[BEGIN DATA LINES]

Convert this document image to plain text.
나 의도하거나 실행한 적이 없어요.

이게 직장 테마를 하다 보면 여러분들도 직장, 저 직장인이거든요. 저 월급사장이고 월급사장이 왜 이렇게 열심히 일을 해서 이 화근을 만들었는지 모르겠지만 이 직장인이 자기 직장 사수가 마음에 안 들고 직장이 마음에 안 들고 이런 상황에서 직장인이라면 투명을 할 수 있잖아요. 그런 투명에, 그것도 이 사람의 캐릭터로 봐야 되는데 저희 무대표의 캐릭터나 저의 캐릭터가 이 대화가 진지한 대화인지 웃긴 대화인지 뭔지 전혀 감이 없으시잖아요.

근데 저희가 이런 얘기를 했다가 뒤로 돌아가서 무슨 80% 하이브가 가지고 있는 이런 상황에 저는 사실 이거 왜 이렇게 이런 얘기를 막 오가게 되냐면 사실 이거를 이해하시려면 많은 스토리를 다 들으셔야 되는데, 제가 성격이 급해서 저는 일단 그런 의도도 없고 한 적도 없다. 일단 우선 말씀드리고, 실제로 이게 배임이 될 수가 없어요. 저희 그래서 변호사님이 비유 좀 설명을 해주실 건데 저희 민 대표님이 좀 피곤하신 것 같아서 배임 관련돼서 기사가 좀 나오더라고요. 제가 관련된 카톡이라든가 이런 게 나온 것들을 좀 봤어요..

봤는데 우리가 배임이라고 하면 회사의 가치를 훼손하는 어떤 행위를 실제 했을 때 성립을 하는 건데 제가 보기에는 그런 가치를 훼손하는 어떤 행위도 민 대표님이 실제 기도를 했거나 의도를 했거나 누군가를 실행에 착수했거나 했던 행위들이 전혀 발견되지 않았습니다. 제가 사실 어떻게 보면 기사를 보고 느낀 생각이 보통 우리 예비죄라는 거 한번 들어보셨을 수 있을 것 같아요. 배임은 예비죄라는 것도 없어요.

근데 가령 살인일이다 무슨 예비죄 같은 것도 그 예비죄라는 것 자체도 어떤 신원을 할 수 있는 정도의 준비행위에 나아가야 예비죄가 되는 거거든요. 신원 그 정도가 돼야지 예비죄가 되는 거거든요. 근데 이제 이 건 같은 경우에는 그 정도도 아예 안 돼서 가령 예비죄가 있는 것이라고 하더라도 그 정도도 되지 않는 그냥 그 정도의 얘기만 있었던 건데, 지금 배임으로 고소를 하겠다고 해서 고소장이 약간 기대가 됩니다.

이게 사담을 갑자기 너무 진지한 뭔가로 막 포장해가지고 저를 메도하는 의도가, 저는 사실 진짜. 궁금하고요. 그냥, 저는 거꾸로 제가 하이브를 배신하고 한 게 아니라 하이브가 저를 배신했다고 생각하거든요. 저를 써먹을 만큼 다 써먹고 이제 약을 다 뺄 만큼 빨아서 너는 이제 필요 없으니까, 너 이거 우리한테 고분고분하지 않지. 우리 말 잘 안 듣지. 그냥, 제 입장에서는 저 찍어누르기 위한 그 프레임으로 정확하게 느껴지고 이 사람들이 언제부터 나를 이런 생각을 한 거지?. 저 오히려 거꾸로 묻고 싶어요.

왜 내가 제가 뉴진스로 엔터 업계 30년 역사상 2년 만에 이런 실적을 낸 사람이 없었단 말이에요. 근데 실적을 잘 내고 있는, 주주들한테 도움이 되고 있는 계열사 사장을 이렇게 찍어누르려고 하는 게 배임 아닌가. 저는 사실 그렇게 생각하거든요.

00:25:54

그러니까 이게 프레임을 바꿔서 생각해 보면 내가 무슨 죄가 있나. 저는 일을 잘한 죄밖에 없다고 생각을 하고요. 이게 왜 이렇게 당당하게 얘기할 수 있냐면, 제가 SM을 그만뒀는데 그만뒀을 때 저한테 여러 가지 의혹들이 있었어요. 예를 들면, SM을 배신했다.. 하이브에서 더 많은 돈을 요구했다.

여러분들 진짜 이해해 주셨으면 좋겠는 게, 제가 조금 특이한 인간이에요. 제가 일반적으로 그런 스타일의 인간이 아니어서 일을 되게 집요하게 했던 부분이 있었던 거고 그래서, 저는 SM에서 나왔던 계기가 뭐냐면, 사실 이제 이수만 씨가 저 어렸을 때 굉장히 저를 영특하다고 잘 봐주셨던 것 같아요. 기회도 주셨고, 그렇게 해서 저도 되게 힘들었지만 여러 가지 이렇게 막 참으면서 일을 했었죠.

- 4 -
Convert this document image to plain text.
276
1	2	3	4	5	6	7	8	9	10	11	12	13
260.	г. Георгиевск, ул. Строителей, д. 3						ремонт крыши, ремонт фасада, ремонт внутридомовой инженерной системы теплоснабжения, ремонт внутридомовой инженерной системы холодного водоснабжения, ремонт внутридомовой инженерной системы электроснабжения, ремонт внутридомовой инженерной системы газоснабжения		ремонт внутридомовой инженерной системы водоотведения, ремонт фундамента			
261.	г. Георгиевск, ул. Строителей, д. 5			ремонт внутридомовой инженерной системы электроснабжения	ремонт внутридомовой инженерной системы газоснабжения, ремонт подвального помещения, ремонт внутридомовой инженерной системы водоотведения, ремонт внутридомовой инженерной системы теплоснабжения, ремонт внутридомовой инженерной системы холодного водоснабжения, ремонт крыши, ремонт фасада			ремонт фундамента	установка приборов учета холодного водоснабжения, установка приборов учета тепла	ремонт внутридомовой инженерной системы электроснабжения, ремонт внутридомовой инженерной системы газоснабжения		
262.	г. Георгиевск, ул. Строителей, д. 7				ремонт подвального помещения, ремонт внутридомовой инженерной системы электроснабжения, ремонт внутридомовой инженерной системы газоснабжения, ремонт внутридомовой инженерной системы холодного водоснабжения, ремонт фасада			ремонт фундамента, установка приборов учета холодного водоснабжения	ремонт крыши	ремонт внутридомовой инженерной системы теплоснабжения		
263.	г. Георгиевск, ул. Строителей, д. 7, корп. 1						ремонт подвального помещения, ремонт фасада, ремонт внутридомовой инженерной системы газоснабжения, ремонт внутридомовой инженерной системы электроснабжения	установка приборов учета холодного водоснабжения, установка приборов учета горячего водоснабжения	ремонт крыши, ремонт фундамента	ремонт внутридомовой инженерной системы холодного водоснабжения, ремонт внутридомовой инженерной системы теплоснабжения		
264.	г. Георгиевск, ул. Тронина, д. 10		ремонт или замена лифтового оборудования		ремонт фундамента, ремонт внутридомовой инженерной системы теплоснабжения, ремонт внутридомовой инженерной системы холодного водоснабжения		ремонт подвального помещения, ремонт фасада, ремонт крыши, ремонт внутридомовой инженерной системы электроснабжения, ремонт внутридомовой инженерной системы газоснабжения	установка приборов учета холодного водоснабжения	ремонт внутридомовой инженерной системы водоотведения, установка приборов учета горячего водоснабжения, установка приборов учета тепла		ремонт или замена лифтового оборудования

[END DATA LINES]

EXERCISE TASK:
Copy every record exactly as presented.

TASK ANSWER:
Convert this document image to plain text.
나 의도하거나 실행한 적이 없어요.

이게 직장 테마를 하다 보면 여러분들도 직장, 저 직장인이거든요. 저 월급사장이고 월급사장이 왜 이렇게 열심히 일을 해서 이 화근을 만들었는지 모르겠지만 이 직장인이 자기 직장 사수가 마음에 안 들고 직장이 마음에 안 들고 이런 상황에서 직장인이라면 투명을 할 수 있잖아요. 그런 투명에, 그것도 이 사람의 캐릭터로 봐야 되는데 저희 무대표의 캐릭터나 저의 캐릭터가 이 대화가 진지한 대화인지 웃긴 대화인지 뭔지 전혀 감이 없으시잖아요.

근데 저희가 이런 얘기를 했다가 뒤로 돌아가서 무슨 80% 하이브가 가지고 있는 이런 상황에 저는 사실 이거 왜 이렇게 이런 얘기를 막 오가게 되냐면 사실 이거를 이해하시려면 많은 스토리를 다 들으셔야 되는데, 제가 성격이 급해서 저는 일단 그런 의도도 없고 한 적도 없다. 일단 우선 말씀드리고, 실제로 이게 배임이 될 수가 없어요. 저희 그래서 변호사님이 비유 좀 설명을 해주실 건데 저희 민 대표님이 좀 피곤하신 것 같아서 배임 관련돼서 기사가 좀 나오더라고요. 제가 관련된 카톡이라든가 이런 게 나온 것들을 좀 봤어요..

봤는데 우리가 배임이라고 하면 회사의 가치를 훼손하는 어떤 행위를 실제 했을 때 성립을 하는 건데 제가 보기에는 그런 가치를 훼손하는 어떤 행위도 민 대표님이 실제 기도를 했거나 의도를 했거나 누군가를 실행에 착수했거나 했던 행위들이 전혀 발견되지 않았습니다. 제가 사실 어떻게 보면 기사를 보고 느낀 생각이 보통 우리 예비죄라는 거 한번 들어보셨을 수 있을 것 같아요. 배임은 예비죄라는 것도 없어요.

근데 가령 살인일이다 무슨 예비죄 같은 것도 그 예비죄라는 것 자체도 어떤 신원을 할 수 있는 정도의 준비행위에 나아가야 예비죄가 되는 거거든요. 신원 그 정도가 돼야지 예비죄가 되는 거거든요. 근데 이제 이 건 같은 경우에는 그 정도도 아예 안 돼서 가령 예비죄가 있는 것이라고 하더라도 그 정도도 되지 않는 그냥 그 정도의 얘기만 있었던 건데, 지금 배임으로 고소를 하겠다고 해서 고소장이 약간 기대가 됩니다.

이게 사담을 갑자기 너무 진지한 뭔가로 막 포장해가지고 저를 메도하는 의도가, 저는 사실 진짜. 궁금하고요. 그냥, 저는 거꾸로 제가 하이브를 배신하고 한 게 아니라 하이브가 저를 배신했다고 생각하거든요. 저를 써먹을 만큼 다 써먹고 이제 약을 다 뺄 만큼 빨아서 너는 이제 필요 없으니까, 너 이거 우리한테 고분고분하지 않지. 우리 말 잘 안 듣지. 그냥, 제 입장에서는 저 찍어누르기 위한 그 프레임으로 정확하게 느껴지고 이 사람들이 언제부터 나를 이런 생각을 한 거지?. 저 오히려 거꾸로 묻고 싶어요.

왜 내가 제가 뉴진스로 엔터 업계 30년 역사상 2년 만에 이런 실적을 낸 사람이 없었단 말이에요. 근데 실적을 잘 내고 있는, 주주들한테 도움이 되고 있는 계열사 사장을 이렇게 찍어누르려고 하는 게 배임 아닌가. 저는 사실 그렇게 생각하거든요.

00:25:54

그러니까 이게 프레임을 바꿔서 생각해 보면 내가 무슨 죄가 있나. 저는 일을 잘한 죄밖에 없다고 생각을 하고요. 이게 왜 이렇게 당당하게 얘기할 수 있냐면, 제가 SM을 그만뒀는데 그만뒀을 때 저한테 여러 가지 의혹들이 있었어요. 예를 들면, SM을 배신했다.. 하이브에서 더 많은 돈을 요구했다.

여러분들 진짜 이해해 주셨으면 좋겠는 게, 제가 조금 특이한 인간이에요. 제가 일반적으로 그런 스타일의 인간이 아니어서 일을 되게 집요하게 했던 부분이 있었던 거고 그래서, 저는 SM에서 나왔던 계기가 뭐냐면, 사실 이제 이수만 씨가 저 어렸을 때 굉장히 저를 영특하다고 잘 봐주셨던 것 같아요. 기회도 주셨고, 그렇게 해서 저도 되게 힘들었지만 여러 가지 이렇게 막 참으면서 일을 했었죠.

- 4 -
Convert this document image to plain text.
276
1	2	3	4	5	6	7	8	9	10	11	12	13
260.	г. Георгиевск, ул. Строителей, д. 3						ремонт крыши, ремонт фасада, ремонт внутридомовой инженерной системы теплоснабжения, ремонт внутридомовой инженерной системы холодного водоснабжения, ремонт внутридомовой инженерной системы электроснабжения, ремонт внутридомовой инженерной системы газоснабжения		ремонт внутридомовой инженерной системы водоотведения, ремонт фундамента			
261.	г. Георгиевск, ул. Строителей, д. 5			ремонт внутридомовой инженерной системы электроснабжения	ремонт внутридомовой инженерной системы газоснабжения, ремонт подвального помещения, ремонт внутридомовой инженерной системы водоотведения, ремонт внутридомовой инженерной системы теплоснабжения, ремонт внутридомовой инженерной системы холодного водоснабжения, ремонт крыши, ремонт фасада			ремонт фундамента	установка приборов учета холодного водоснабжения, установка приборов учета тепла	ремонт внутридомовой инженерной системы электроснабжения, ремонт внутридомовой инженерной системы газоснабжения		
262.	г. Георгиевск, ул. Строителей, д. 7				ремонт подвального помещения, ремонт внутридомовой инженерной системы электроснабжения, ремонт внутридомовой инженерной системы газоснабжения, ремонт внутридомовой инженерной системы холодного водоснабжения, ремонт фасада			ремонт фундамента, установка приборов учета холодного водоснабжения	ремонт крыши	ремонт внутридомовой инженерной системы теплоснабжения		
263.	г. Георгиевск, ул. Строителей, д. 7, корп. 1						ремонт подвального помещения, ремонт фасада, ремонт внутридомовой инженерной системы газоснабжения, ремонт внутридомовой инженерной системы электроснабжения	установка приборов учета холодного водоснабжения, установка приборов учета горячего водоснабжения	ремонт крыши, ремонт фундамента	ремонт внутридомовой инженерной системы холодного водоснабжения, ремонт внутридомовой инженерной системы теплоснабжения		
264.	г. Георгиевск, ул. Тронина, д. 10		ремонт или замена лифтового оборудования		ремонт фундамента, ремонт внутридомовой инженерной системы теплоснабжения, ремонт внутридомовой инженерной системы холодного водоснабжения		ремонт подвального помещения, ремонт фасада, ремонт крыши, ремонт внутридомовой инженерной системы электроснабжения, ремонт внутридомовой инженерной системы газоснабжения	установка приборов учета холодного водоснабжения	ремонт внутридомовой инженерной системы водоотведения, установка приборов учета горячего водоснабжения, установка приборов учета тепла		ремонт или замена лифтового оборудования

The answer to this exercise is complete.